* Aim of the exercise: Below are entries. Pull out all lines containing "abcxx".

Data entries
- - -
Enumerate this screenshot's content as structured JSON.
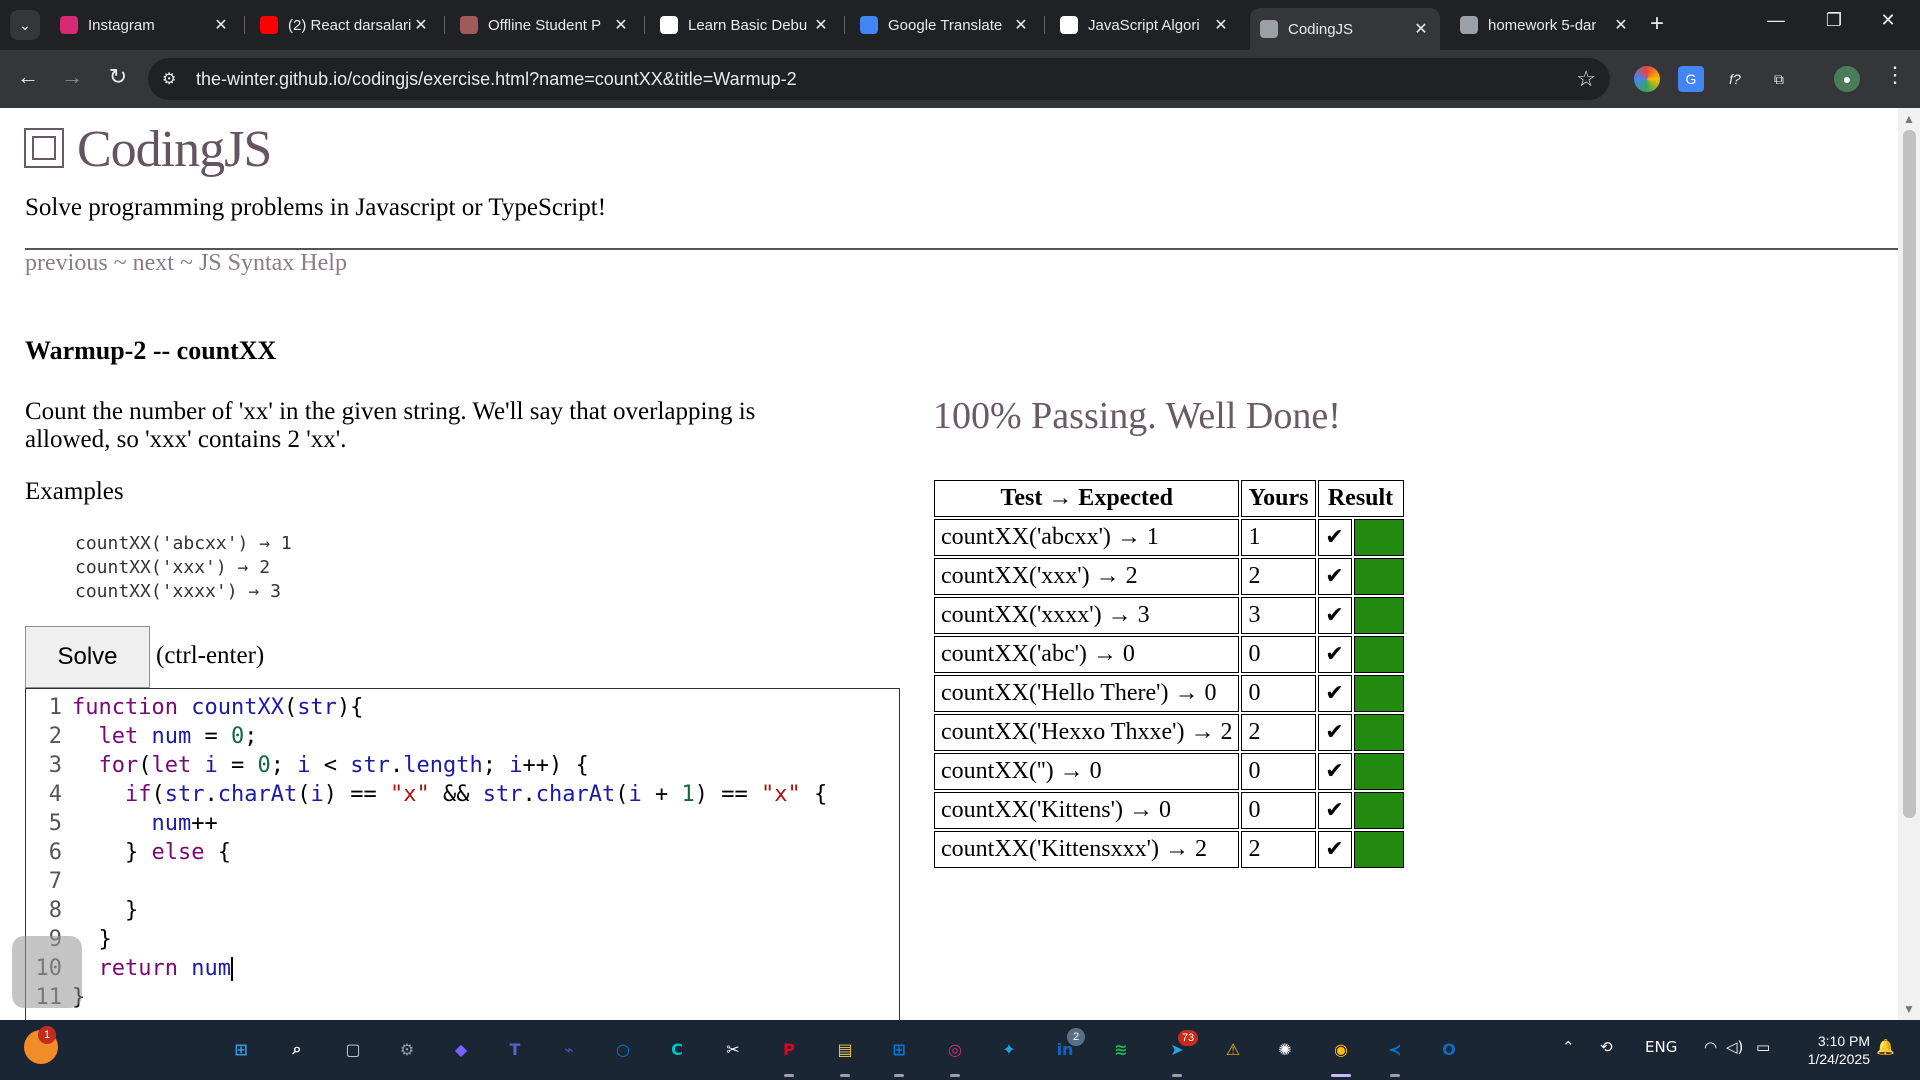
{
  "browser": {
    "tabs": [
      {
        "title": "Instagram",
        "favicon": "instagram-icon",
        "color": "#d62976"
      },
      {
        "title": "(2) React darsalari",
        "favicon": "youtube-icon",
        "color": "#ff0000"
      },
      {
        "title": "Offline Student P",
        "favicon": "heart-icon",
        "color": "#a05a5a"
      },
      {
        "title": "Learn Basic Debu",
        "favicon": "freecodecamp-icon",
        "color": "#ffffff"
      },
      {
        "title": "Google Translate",
        "favicon": "translate-icon",
        "color": "#4285f4"
      },
      {
        "title": "JavaScript Algori",
        "favicon": "freecodecamp-icon",
        "color": "#ffffff"
      },
      {
        "title": "CodingJS",
        "favicon": "globe-icon",
        "color": "#9aa0a6"
      },
      {
        "title": "homework 5-dar",
        "favicon": "globe-icon",
        "color": "#9aa0a6"
      }
    ],
    "active_tab": 6,
    "url": "the-winter.github.io/codingjs/exercise.html?name=countXX&title=Warmup-2"
  },
  "site": {
    "title": "CodingJS",
    "tagline": "Solve programming problems in Javascript or TypeScript!",
    "nav": {
      "previous": "previous",
      "sep1": " ~ ",
      "next": "next",
      "sep2": " ~ ",
      "help": "JS Syntax Help"
    }
  },
  "problem": {
    "title": "Warmup-2 -- countXX",
    "description": "Count the number of 'xx' in the given string. We'll say that overlapping is allowed, so 'xxx' contains 2 'xx'.",
    "examples_label": "Examples",
    "examples": [
      "countXX('abcxx') → 1",
      "countXX('xxx') → 2",
      "countXX('xxxx') → 3"
    ]
  },
  "solve": {
    "label": "Solve",
    "hint": "(ctrl-enter)"
  },
  "code_lines": [
    "function countXX(str){",
    "  let num = 0;",
    "  for(let i = 0; i < str.length; i++) {",
    "    if(str.charAt(i) == \"x\" && str.charAt(i + 1) == \"x\" {",
    "      num++",
    "    } else {",
    "",
    "    }",
    "  }",
    "  return num",
    "}"
  ],
  "results": {
    "message": "100% Passing. Well Done!",
    "headers": [
      "Test → Expected",
      "Yours",
      "Result"
    ],
    "rows": [
      {
        "test": "countXX('abcxx') → 1",
        "yours": "1",
        "mark": "✔"
      },
      {
        "test": "countXX('xxx') → 2",
        "yours": "2",
        "mark": "✔"
      },
      {
        "test": "countXX('xxxx') → 3",
        "yours": "3",
        "mark": "✔"
      },
      {
        "test": "countXX('abc') → 0",
        "yours": "0",
        "mark": "✔"
      },
      {
        "test": "countXX('Hello There') → 0",
        "yours": "0",
        "mark": "✔"
      },
      {
        "test": "countXX('Hexxo Thxxe') → 2",
        "yours": "2",
        "mark": "✔"
      },
      {
        "test": "countXX('') → 0",
        "yours": "0",
        "mark": "✔"
      },
      {
        "test": "countXX('Kittens') → 0",
        "yours": "0",
        "mark": "✔"
      },
      {
        "test": "countXX('Kittensxxx') → 2",
        "yours": "2",
        "mark": "✔"
      }
    ],
    "pass_color": "#228b0f"
  },
  "taskbar": {
    "apps": [
      {
        "name": "start-icon",
        "color": "#3a96dd"
      },
      {
        "name": "search-icon",
        "color": "#ffffff"
      },
      {
        "name": "task-view-icon",
        "color": "#cfd8dc"
      },
      {
        "name": "settings-icon",
        "color": "#8a9bb0"
      },
      {
        "name": "copilot-icon",
        "color": "#7b61ff"
      },
      {
        "name": "teams-icon",
        "color": "#5b5fc7"
      },
      {
        "name": "code-editor-icon",
        "color": "#3f51b5"
      },
      {
        "name": "cortana-icon",
        "color": "#0078d4"
      },
      {
        "name": "canva-icon",
        "color": "#00c4cc"
      },
      {
        "name": "capcut-icon",
        "color": "#ffffff"
      },
      {
        "name": "pinterest-icon",
        "color": "#e60023"
      },
      {
        "name": "file-explorer-icon",
        "color": "#f2c94c"
      },
      {
        "name": "store-icon",
        "color": "#0078d4"
      },
      {
        "name": "instagram-icon",
        "color": "#d62976"
      },
      {
        "name": "twitter-icon",
        "color": "#1da1f2"
      },
      {
        "name": "linkedin-icon",
        "color": "#0a66c2"
      },
      {
        "name": "spotify-icon",
        "color": "#1db954"
      },
      {
        "name": "telegram-icon",
        "color": "#2aa3df"
      },
      {
        "name": "arduino-icon",
        "color": "#f5b400"
      },
      {
        "name": "chatgpt-icon",
        "color": "#ffffff"
      },
      {
        "name": "chrome-icon",
        "color": "#fbbc04"
      },
      {
        "name": "vscode-icon",
        "color": "#0078d4"
      },
      {
        "name": "outlook-icon",
        "color": "#0f6cbd"
      }
    ],
    "badges": {
      "weather": "1",
      "linkedin": "2",
      "telegram": "73"
    },
    "language": "ENG",
    "time": "3:10 PM",
    "date": "1/24/2025"
  }
}
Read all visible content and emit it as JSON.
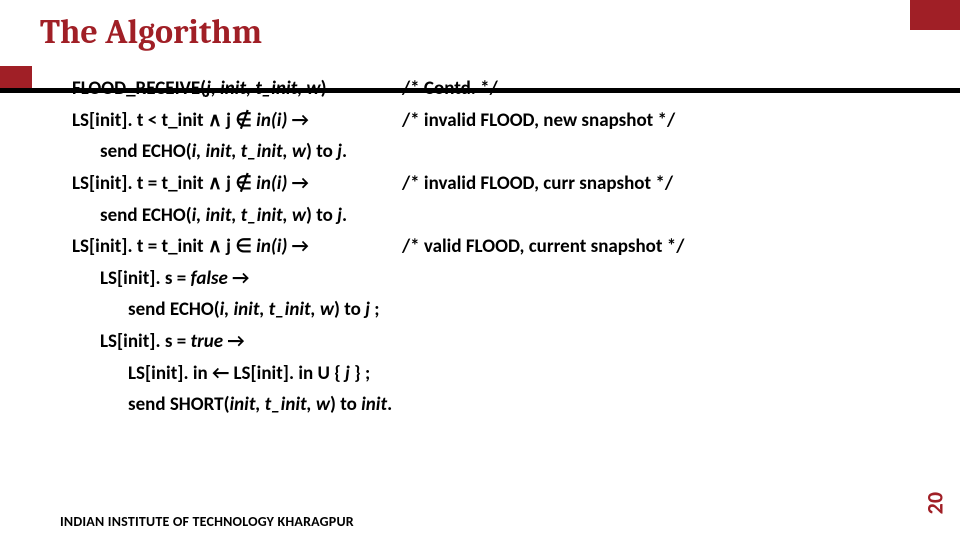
{
  "title": "The Algorithm",
  "line1": {
    "lhs_pre": "FLOOD_RECEIVE(",
    "lhs_args": "j, init, t_init, w",
    "lhs_post": ")",
    "rhs": "/* Contd. */"
  },
  "line2": {
    "a": "LS[init]. t < t_init ",
    "and": "∧",
    "b": " j ",
    "notin": "∉",
    "c": " in(i) ",
    "arrow": "→",
    "rhs": "/* invalid FLOOD, new snapshot */"
  },
  "echo": {
    "pre": "send ECHO(",
    "args": "i, init, t_init, w",
    "post": ") to ",
    "to": "j",
    "end": "."
  },
  "line3": {
    "a": "LS[init]. t = t_init ",
    "and": "∧",
    "b": " j ",
    "notin": "∉",
    "c": " in(i) ",
    "arrow": "→",
    "rhs": "/* invalid FLOOD, curr snapshot */"
  },
  "line4": {
    "a": "LS[init]. t = t_init ",
    "and": "∧",
    "b": " j ",
    "inrel": "∈",
    "c": " in(i) ",
    "arrow": "→",
    "rhs": "/* valid FLOOD, current snapshot */"
  },
  "line5": {
    "a": "LS[init]. s = ",
    "val": "false",
    "arrow": " →"
  },
  "echo2": {
    "pre": "send ECHO(",
    "args": "i, init, t_init, w",
    "post": ") to ",
    "to": "j ",
    "end": ";"
  },
  "line6": {
    "a": "LS[init]. s = ",
    "val": "true",
    "arrow": " →"
  },
  "line7": {
    "a": "LS[init]. in ",
    "larrow": "←",
    "b": " LS[init]. in U { ",
    "j": "j",
    "c": " } ;"
  },
  "short": {
    "pre": "send SHORT(",
    "args": "init, t_init, w",
    "post": ") to ",
    "to": "init",
    "end": "."
  },
  "footer": "INDIAN INSTITUTE OF TECHNOLOGY KHARAGPUR",
  "page": "20"
}
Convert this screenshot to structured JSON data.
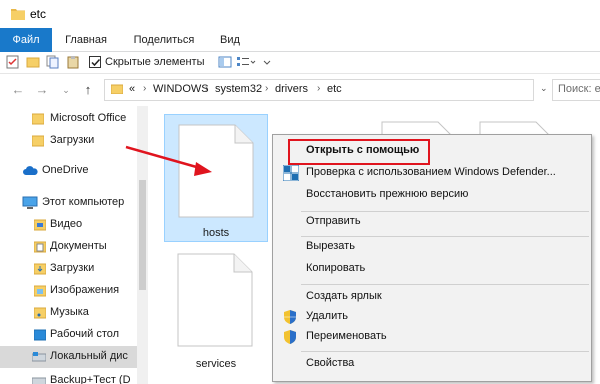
{
  "window": {
    "title": "etc"
  },
  "ribbon": {
    "tabs": [
      {
        "label": "Файл"
      },
      {
        "label": "Главная"
      },
      {
        "label": "Поделиться"
      },
      {
        "label": "Вид"
      }
    ]
  },
  "toolbar": {
    "hidden_items_label": "Скрытые элементы",
    "hidden_items_checked": true
  },
  "address": {
    "prefix": "«",
    "crumbs": [
      "WINDOWS",
      "system32",
      "drivers",
      "etc"
    ],
    "search_placeholder": "Поиск: etc"
  },
  "nav": {
    "items": [
      {
        "label": "Microsoft Office",
        "icon": "folder-icon"
      },
      {
        "label": "Загрузки",
        "icon": "folder-icon"
      },
      {
        "label": "OneDrive",
        "icon": "onedrive-icon"
      },
      {
        "label": "Этот компьютер",
        "icon": "computer-icon"
      },
      {
        "label": "Видео",
        "icon": "video-folder-icon"
      },
      {
        "label": "Документы",
        "icon": "documents-folder-icon"
      },
      {
        "label": "Загрузки",
        "icon": "downloads-folder-icon"
      },
      {
        "label": "Изображения",
        "icon": "pictures-folder-icon"
      },
      {
        "label": "Музыка",
        "icon": "music-folder-icon"
      },
      {
        "label": "Рабочий стол",
        "icon": "desktop-folder-icon"
      },
      {
        "label": "Локальный дис",
        "icon": "drive-icon"
      },
      {
        "label": "Backup+Тест (D",
        "icon": "drive-icon"
      }
    ]
  },
  "files": [
    {
      "name": "hosts",
      "selected": true
    },
    {
      "name": "services",
      "selected": false
    }
  ],
  "context_menu": {
    "items": [
      {
        "label": "Открыть с помощью",
        "bold": true
      },
      {
        "label": "Проверка с использованием Windows Defender...",
        "icon": "defender-icon"
      },
      {
        "label": "Восстановить прежнюю версию"
      },
      {
        "label": "Отправить"
      },
      {
        "label": "Вырезать"
      },
      {
        "label": "Копировать"
      },
      {
        "label": "Создать ярлык"
      },
      {
        "label": "Удалить",
        "icon": "shield-icon"
      },
      {
        "label": "Переименовать",
        "icon": "shield-icon"
      },
      {
        "label": "Свойства"
      }
    ]
  },
  "colors": {
    "file_tab_bg": "#1979ca",
    "selection_bg": "#cce8ff",
    "highlight_red": "#e0141e",
    "menu_bg": "#f2f2f2"
  }
}
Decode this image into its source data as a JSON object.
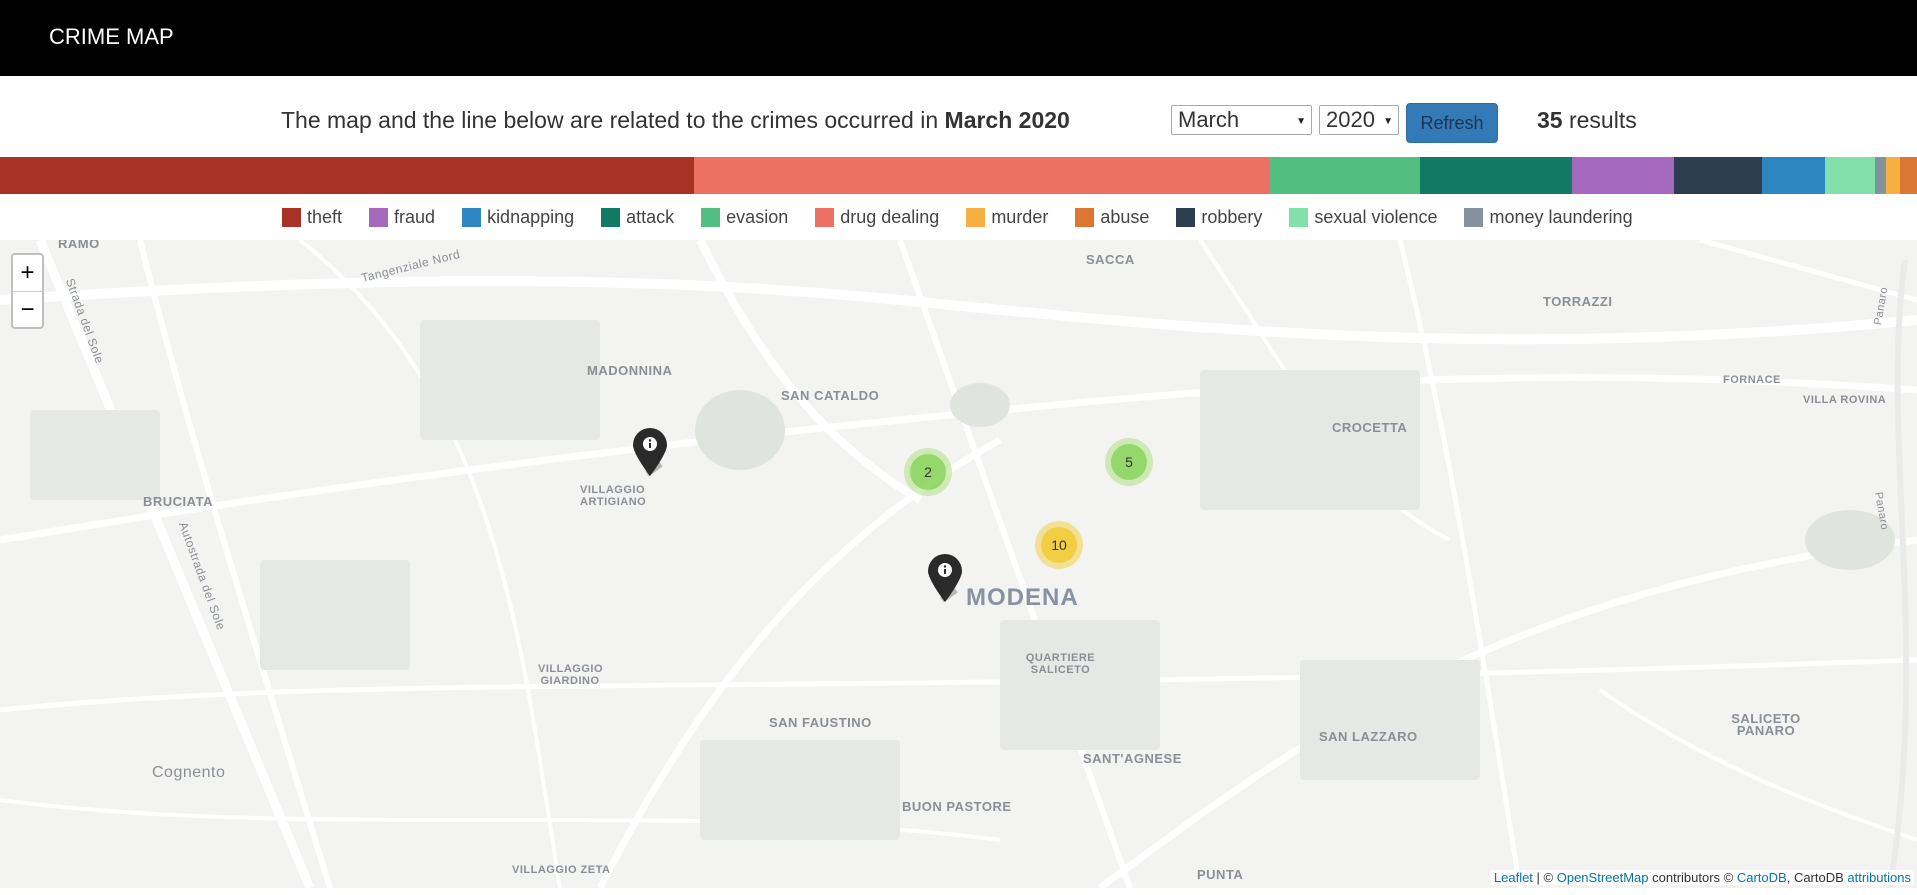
{
  "header": {
    "title": "CRIME MAP"
  },
  "intro": {
    "text": "The map and the line below are related to the crimes occurred in ",
    "period": "March 2020"
  },
  "filters": {
    "month": "March",
    "year": "2020",
    "refresh_label": "Refresh"
  },
  "results": {
    "count": "35",
    "label": " results"
  },
  "crime_distribution": [
    {
      "category": "theft",
      "color": "#a93226",
      "share": 0.362
    },
    {
      "category": "drug dealing",
      "color": "#ec7063",
      "share": 0.3
    },
    {
      "category": "evasion",
      "color": "#52be80",
      "share": 0.079
    },
    {
      "category": "attack",
      "color": "#117a65",
      "share": 0.079
    },
    {
      "category": "fraud",
      "color": "#a569bd",
      "share": 0.053
    },
    {
      "category": "robbery",
      "color": "#2c3e50",
      "share": 0.046
    },
    {
      "category": "kidnapping",
      "color": "#2e86c1",
      "share": 0.033
    },
    {
      "category": "sexual violence",
      "color": "#82e0aa",
      "share": 0.026
    },
    {
      "category": "money laundering",
      "color": "#85929e",
      "share": 0.006
    },
    {
      "category": "murder",
      "color": "#f5b041",
      "share": 0.007
    },
    {
      "category": "abuse",
      "color": "#dc7633",
      "share": 0.009
    }
  ],
  "legend": [
    {
      "label": "theft",
      "color": "#a93226"
    },
    {
      "label": "fraud",
      "color": "#a569bd"
    },
    {
      "label": "kidnapping",
      "color": "#2e86c1"
    },
    {
      "label": "attack",
      "color": "#117a65"
    },
    {
      "label": "evasion",
      "color": "#52be80"
    },
    {
      "label": "drug dealing",
      "color": "#ec7063"
    },
    {
      "label": "murder",
      "color": "#f5b041"
    },
    {
      "label": "abuse",
      "color": "#dc7633"
    },
    {
      "label": "robbery",
      "color": "#2c3e50"
    },
    {
      "label": "sexual violence",
      "color": "#82e0aa"
    },
    {
      "label": "money laundering",
      "color": "#85929e"
    }
  ],
  "map": {
    "zoom_in": "+",
    "zoom_out": "−",
    "places": {
      "ramo": "RAMO",
      "sacca": "SACCA",
      "torrazzi": "TORRAZZI",
      "madonnina": "MADONNINA",
      "san_cataldo": "SAN CATALDO",
      "fornace": "FORNACE",
      "villa_rovina": "VILLA ROVINA",
      "crocetta": "CROCETTA",
      "villaggio_artigiano": "VILLAGGIO ARTIGIANO",
      "bruciata": "BRUCIATA",
      "modena": "MODENA",
      "quartiere_saliceto": "QUARTIERE SALICETO",
      "villaggio_giardino": "VILLAGGIO GIARDINO",
      "san_faustino": "SAN FAUSTINO",
      "san_lazzaro": "SAN LAZZARO",
      "saliceto_panaro": "SALICETO PANARO",
      "santagnese": "SANT'AGNESE",
      "cognento": "Cognento",
      "buon_pastore": "BUON PASTORE",
      "villaggio_zeta": "VILLAGGIO ZETA",
      "punta": "PUNTA",
      "tangenziale": "Tangenziale Nord",
      "autostrada1": "Strada del Sole",
      "autostrada2": "Autostrada del Sole",
      "panaro1": "Panaro",
      "panaro2": "Panaro"
    },
    "clusters": [
      {
        "count": "2",
        "tone": "green"
      },
      {
        "count": "5",
        "tone": "green"
      },
      {
        "count": "10",
        "tone": "yellow"
      }
    ],
    "pins": [
      {
        "icon": "info-icon"
      },
      {
        "icon": "info-icon"
      }
    ],
    "attribution": {
      "leaflet": "Leaflet",
      "sep1": " | © ",
      "osm": "OpenStreetMap",
      "contrib": " contributors © ",
      "cartodb": "CartoDB",
      "sep2": ", CartoDB ",
      "attributions": "attributions"
    }
  }
}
- - -
* Response:
      "countXX('abcxx') → 1",
        "test": "countXX('abcxx') → 1",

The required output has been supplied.